In the case of the wedding cake, it could be argued that it is a specific sort of cake and creating one does express an endorsement. By this reasoning, a birthday cake would entail an endorsement of the person’s birth and continued existence, a congratulations cake would entail an endorsement of that person’s achievement and so on for all the various cakes.  This, obviously enough, seems implausible. Making me a birthday cake does not show that Publix endorses my birth or continued existence. They are just selling me a cake. Likewise, selling a person a wedding cake does not entail approval of the wedding. Obviously enough, if a baker sells a wedding cake to a person who has committed adultery, this does not entail her approval of adultery.

It could be argued that bakers have the right to refuse a specific design or message on the cake. For example, a Jewish baker could claim that he has the right to refuse to create a Nazi cake with swastikas and Nazi slogans. This seems reasonable—a baker, like a writer, should not be compelled to create content she does not wish to express. Given this principle, a baker could refuse to bake a sexually explicit wedding cake or one festooned with gay pride slogans and condemnations of straight “breeders.” However, creating a plain wedding cake is not the expression of ideas and would be on par with selling a person a book rather than being forced to write specific content. By analogy, I cannot refuse to sell a book to a person because he is an intolerant atheist, but I can refuse contract to write in support of that view.

Since photography is a form of art (at least in some cases), it is certainly reasonable to regard it is a form of artistic expression. On this ground it is reasonable to accept that photography is protected by the freedom of expression. The key issue here is whether taking pictures commercially is like writing words—that is, photographing something is an endorsement of the activity or if it is like selling a book, which is merely selling a product and not an endorsement.

On the face of it, commercial photography would seem to be like selling a book. A person who is paid to cover a war or a disaster is not taken to be endorsing the war or the disaster. One would not say that because a person took a photo of a soldier shooting a civilian that he endorse that activity. Likewise, a person photographing a wedding is not endorsing the wedding—she is merely recording the event. For money.

_WHAT THIS EXERCISE ASKS_
a – According to the wedding cake and photography passage, why may a baker turn down a cake bearing specific slogans but not a plain wedding cake?
b – Continue the passage on wedding cakes and commercial photography after its final sentence.

_GIVEN INFORMATION_

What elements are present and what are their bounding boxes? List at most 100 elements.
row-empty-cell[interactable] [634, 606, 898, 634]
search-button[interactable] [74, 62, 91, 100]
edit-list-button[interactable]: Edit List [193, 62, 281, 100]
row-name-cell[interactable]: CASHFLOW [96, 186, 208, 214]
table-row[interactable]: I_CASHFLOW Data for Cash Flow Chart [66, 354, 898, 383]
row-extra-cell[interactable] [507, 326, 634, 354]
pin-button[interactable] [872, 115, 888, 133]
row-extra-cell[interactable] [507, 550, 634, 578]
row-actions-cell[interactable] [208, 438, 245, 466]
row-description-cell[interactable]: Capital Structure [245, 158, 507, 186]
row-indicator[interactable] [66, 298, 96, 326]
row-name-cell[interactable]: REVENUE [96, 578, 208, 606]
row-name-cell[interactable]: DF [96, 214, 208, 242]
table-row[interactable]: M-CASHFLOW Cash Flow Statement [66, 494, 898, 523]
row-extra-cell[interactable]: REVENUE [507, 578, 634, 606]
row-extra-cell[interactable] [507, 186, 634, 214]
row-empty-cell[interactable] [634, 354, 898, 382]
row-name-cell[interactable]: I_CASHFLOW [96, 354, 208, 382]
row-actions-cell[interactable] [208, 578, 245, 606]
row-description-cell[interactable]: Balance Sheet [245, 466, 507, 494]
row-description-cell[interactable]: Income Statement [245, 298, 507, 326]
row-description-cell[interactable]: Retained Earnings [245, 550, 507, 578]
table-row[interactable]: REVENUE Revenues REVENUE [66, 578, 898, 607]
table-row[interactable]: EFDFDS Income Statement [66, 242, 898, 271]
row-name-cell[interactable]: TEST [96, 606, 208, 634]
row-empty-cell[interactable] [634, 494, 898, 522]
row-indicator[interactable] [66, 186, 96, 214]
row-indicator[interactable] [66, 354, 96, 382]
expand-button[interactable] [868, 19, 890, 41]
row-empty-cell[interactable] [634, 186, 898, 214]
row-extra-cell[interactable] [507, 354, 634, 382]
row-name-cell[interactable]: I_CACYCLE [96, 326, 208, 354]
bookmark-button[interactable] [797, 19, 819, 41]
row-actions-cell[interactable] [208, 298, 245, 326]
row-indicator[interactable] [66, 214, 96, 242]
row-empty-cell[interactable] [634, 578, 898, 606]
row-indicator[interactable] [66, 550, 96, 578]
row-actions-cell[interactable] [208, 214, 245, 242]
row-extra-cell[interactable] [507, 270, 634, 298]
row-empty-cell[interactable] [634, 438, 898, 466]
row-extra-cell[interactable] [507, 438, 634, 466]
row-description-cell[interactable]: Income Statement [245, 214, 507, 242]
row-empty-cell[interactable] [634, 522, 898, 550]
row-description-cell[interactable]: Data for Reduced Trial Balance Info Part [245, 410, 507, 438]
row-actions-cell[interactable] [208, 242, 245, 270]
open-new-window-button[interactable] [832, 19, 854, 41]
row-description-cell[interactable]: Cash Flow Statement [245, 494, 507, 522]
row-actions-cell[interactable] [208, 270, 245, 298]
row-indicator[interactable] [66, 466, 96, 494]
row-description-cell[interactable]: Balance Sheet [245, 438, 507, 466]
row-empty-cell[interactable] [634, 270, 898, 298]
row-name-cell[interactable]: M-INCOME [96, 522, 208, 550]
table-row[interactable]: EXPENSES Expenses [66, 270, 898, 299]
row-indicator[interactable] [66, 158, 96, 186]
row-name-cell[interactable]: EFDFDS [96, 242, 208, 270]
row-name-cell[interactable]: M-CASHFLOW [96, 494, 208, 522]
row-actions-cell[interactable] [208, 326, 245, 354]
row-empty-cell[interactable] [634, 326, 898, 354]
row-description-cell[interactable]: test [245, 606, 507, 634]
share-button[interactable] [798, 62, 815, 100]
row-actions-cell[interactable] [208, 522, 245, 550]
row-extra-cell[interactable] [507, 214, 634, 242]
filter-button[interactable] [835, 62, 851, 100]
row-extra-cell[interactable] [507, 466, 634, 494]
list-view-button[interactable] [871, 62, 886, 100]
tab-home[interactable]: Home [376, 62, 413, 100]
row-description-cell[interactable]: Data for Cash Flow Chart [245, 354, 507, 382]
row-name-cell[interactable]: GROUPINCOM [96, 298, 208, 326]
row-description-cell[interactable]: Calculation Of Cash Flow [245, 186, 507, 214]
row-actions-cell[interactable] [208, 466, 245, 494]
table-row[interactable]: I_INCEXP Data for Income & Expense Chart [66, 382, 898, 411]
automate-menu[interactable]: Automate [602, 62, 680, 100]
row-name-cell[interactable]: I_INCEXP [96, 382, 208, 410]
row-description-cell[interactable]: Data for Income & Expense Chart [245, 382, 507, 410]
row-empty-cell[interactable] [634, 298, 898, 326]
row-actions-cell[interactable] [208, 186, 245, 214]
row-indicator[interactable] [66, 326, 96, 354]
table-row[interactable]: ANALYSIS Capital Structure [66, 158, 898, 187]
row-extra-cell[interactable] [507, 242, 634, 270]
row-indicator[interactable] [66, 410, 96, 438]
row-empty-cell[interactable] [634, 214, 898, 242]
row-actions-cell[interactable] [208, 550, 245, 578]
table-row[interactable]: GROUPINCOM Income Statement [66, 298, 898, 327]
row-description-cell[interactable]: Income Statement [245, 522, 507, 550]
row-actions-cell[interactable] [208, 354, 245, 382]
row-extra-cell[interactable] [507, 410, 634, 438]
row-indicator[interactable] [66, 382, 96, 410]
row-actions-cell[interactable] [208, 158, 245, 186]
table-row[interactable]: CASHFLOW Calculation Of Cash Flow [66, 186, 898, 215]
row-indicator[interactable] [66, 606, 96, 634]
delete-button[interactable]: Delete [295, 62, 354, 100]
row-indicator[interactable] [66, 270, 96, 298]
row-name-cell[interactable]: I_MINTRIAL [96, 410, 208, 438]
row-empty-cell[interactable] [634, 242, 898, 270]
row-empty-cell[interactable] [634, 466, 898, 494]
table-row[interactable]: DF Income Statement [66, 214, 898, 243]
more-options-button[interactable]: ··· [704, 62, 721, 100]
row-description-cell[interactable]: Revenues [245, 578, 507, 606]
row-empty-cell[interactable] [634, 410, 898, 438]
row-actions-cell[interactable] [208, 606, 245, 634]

_RESPONSES BY TASK_
a – A baker, like a writer, should not be compelled to create content she does not wish to express, so a cake carrying a specific design or message can be refused. A plain wedding cake does not express ideas. Making one is comparable to selling a book rather than being forced to write specific content.

b –
It might be countered that a wedding photographer is different from other commercial photographers—she is involved in the process and her involvement is an expression of approval. But, of course, commercial photographers who take photos at sports events, political events, protests and such are also involved in the process—they are there, taking pictures. However, a photographer hired to take pictures of Hilary Clinton does not thus express her support (or vote) for Hilary. She is just taking pictures.  Fox News, after all, takes video and photos of Hilary Clinton, but they do not thereby endorse Hilary. As such, the freedom of expression would not seem to grant a commercial photographer the right to refuse to photograph a same-sex wedding on the basis of an appeal to freedom of expression since taking photos does not involve endorsing the subject.

That said, another approach would be to argue that while taking a photo of an event does not entail endorsement of the event, an artist cannot be compelled to create a work of art that she does not wish to create. Since a photograph is art, a wedding photographer cannot be compelled to create an image of a same-sex wedding, just as a writer cannot be justly compelled to write a certain sort of book. This certainly has considerable appeal. After all, a photographer would seem to have every right to refuse to take photos of a wedding orgy or even of a tastefully nude wedding on the basis of the content.

Of course, this would also seem to allow commercial wedding photographers to refuse to take photos of blacks, Christians, Jews, or anything on the grounds that she does not want to create, for example, a photographic work including crosses or black people. So, consistency would seem to require that if wedding photographers can refuse to serve gay clients on the basis of artistic content, then a wedding photographer could refuse anyone on the same grounds. Thus, wedding photographers should be permitted to have “whites only”, “straights only” or “gays only” signs on their business. For artistic reasons, of course. This does seem a bit problematic in regards to commercial wedding photographers.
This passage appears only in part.